== Data for processing ==
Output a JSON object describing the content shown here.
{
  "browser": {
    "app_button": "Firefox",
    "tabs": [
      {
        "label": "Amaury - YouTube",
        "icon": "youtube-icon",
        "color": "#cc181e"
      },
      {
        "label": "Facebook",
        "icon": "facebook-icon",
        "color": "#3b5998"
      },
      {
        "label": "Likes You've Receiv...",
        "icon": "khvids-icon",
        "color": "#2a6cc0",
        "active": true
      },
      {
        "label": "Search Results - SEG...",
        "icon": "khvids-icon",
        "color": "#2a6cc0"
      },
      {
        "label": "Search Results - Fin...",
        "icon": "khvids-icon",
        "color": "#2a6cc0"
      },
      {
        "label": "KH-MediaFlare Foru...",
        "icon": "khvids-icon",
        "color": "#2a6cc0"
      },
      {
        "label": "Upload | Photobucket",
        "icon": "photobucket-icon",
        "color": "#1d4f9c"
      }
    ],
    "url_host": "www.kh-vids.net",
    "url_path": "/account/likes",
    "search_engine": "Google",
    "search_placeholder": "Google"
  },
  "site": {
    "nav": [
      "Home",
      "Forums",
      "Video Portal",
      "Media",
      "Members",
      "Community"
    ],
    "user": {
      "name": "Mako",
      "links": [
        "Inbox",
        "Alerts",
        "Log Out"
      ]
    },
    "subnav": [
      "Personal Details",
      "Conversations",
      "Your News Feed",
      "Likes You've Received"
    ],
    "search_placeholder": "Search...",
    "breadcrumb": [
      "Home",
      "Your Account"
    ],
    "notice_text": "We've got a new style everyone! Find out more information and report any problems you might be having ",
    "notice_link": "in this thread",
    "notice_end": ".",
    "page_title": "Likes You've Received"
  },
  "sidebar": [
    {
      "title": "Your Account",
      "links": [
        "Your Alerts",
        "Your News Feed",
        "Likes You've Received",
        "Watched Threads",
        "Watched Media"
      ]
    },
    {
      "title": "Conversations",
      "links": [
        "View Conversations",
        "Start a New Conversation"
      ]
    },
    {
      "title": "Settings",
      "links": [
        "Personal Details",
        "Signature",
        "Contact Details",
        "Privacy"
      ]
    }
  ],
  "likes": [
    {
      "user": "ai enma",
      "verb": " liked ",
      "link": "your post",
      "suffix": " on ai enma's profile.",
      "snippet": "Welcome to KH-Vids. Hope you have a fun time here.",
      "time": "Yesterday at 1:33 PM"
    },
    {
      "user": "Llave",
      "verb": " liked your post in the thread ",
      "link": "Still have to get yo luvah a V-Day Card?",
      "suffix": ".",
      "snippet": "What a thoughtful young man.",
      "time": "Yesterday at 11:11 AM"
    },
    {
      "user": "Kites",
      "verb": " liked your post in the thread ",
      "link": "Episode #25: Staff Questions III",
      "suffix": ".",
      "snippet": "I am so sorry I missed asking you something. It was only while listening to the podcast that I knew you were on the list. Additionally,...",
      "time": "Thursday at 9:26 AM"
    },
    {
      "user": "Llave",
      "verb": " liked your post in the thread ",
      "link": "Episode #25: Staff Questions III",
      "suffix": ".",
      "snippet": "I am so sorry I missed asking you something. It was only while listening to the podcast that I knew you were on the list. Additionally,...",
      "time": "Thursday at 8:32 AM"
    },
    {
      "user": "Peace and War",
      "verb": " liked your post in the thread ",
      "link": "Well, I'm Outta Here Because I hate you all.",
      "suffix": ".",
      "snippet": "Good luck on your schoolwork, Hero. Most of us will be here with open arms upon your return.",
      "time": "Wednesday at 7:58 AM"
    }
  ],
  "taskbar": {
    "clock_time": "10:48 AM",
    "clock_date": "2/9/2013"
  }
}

== Direction ==
Repeat the material above in full, quoting it exactly.

== Complete answer ==
Output a JSON object describing the content shown here.
{
  "browser": {
    "app_button": "Firefox",
    "tabs": [
      {
        "label": "Amaury - YouTube",
        "icon": "youtube-icon",
        "color": "#cc181e"
      },
      {
        "label": "Facebook",
        "icon": "facebook-icon",
        "color": "#3b5998"
      },
      {
        "label": "Likes You've Receiv...",
        "icon": "khvids-icon",
        "color": "#2a6cc0",
        "active": true
      },
      {
        "label": "Search Results - SEG...",
        "icon": "khvids-icon",
        "color": "#2a6cc0"
      },
      {
        "label": "Search Results - Fin...",
        "icon": "khvids-icon",
        "color": "#2a6cc0"
      },
      {
        "label": "KH-MediaFlare Foru...",
        "icon": "khvids-icon",
        "color": "#2a6cc0"
      },
      {
        "label": "Upload | Photobucket",
        "icon": "photobucket-icon",
        "color": "#1d4f9c"
      }
    ],
    "url_host": "www.kh-vids.net",
    "url_path": "/account/likes",
    "search_engine": "Google",
    "search_placeholder": "Google"
  },
  "site": {
    "nav": [
      "Home",
      "Forums",
      "Video Portal",
      "Media",
      "Members",
      "Community"
    ],
    "user": {
      "name": "Mako",
      "links": [
        "Inbox",
        "Alerts",
        "Log Out"
      ]
    },
    "subnav": [
      "Personal Details",
      "Conversations",
      "Your News Feed",
      "Likes You've Received"
    ],
    "search_placeholder": "Search...",
    "breadcrumb": [
      "Home",
      "Your Account"
    ],
    "notice_text": "We've got a new style everyone! Find out more information and report any problems you might be having ",
    "notice_link": "in this thread",
    "notice_end": ".",
    "page_title": "Likes You've Received"
  },
  "sidebar": [
    {
      "title": "Your Account",
      "links": [
        "Your Alerts",
        "Your News Feed",
        "Likes You've Received",
        "Watched Threads",
        "Watched Media"
      ]
    },
    {
      "title": "Conversations",
      "links": [
        "View Conversations",
        "Start a New Conversation"
      ]
    },
    {
      "title": "Settings",
      "links": [
        "Personal Details",
        "Signature",
        "Contact Details",
        "Privacy"
      ]
    }
  ],
  "likes": [
    {
      "user": "ai enma",
      "verb": " liked ",
      "link": "your post",
      "suffix": " on ai enma's profile.",
      "snippet": "Welcome to KH-Vids. Hope you have a fun time here.",
      "time": "Yesterday at 1:33 PM"
    },
    {
      "user": "Llave",
      "verb": " liked your post in the thread ",
      "link": "Still have to get yo luvah a V-Day Card?",
      "suffix": ".",
      "snippet": "What a thoughtful young man.",
      "time": "Yesterday at 11:11 AM"
    },
    {
      "user": "Kites",
      "verb": " liked your post in the thread ",
      "link": "Episode #25: Staff Questions III",
      "suffix": ".",
      "snippet": "I am so sorry I missed asking you something. It was only while listening to the podcast that I knew you were on the list. Additionally,...",
      "time": "Thursday at 9:26 AM"
    },
    {
      "user": "Llave",
      "verb": " liked your post in the thread ",
      "link": "Episode #25: Staff Questions III",
      "suffix": ".",
      "snippet": "I am so sorry I missed asking you something. It was only while listening to the podcast that I knew you were on the list. Additionally,...",
      "time": "Thursday at 8:32 AM"
    },
    {
      "user": "Peace and War",
      "verb": " liked your post in the thread ",
      "link": "Well, I'm Outta Here Because I hate you all.",
      "suffix": ".",
      "snippet": "Good luck on your schoolwork, Hero. Most of us will be here with open arms upon your return.",
      "time": "Wednesday at 7:58 AM"
    }
  ],
  "taskbar": {
    "clock_time": "10:48 AM",
    "clock_date": "2/9/2013"
  }
}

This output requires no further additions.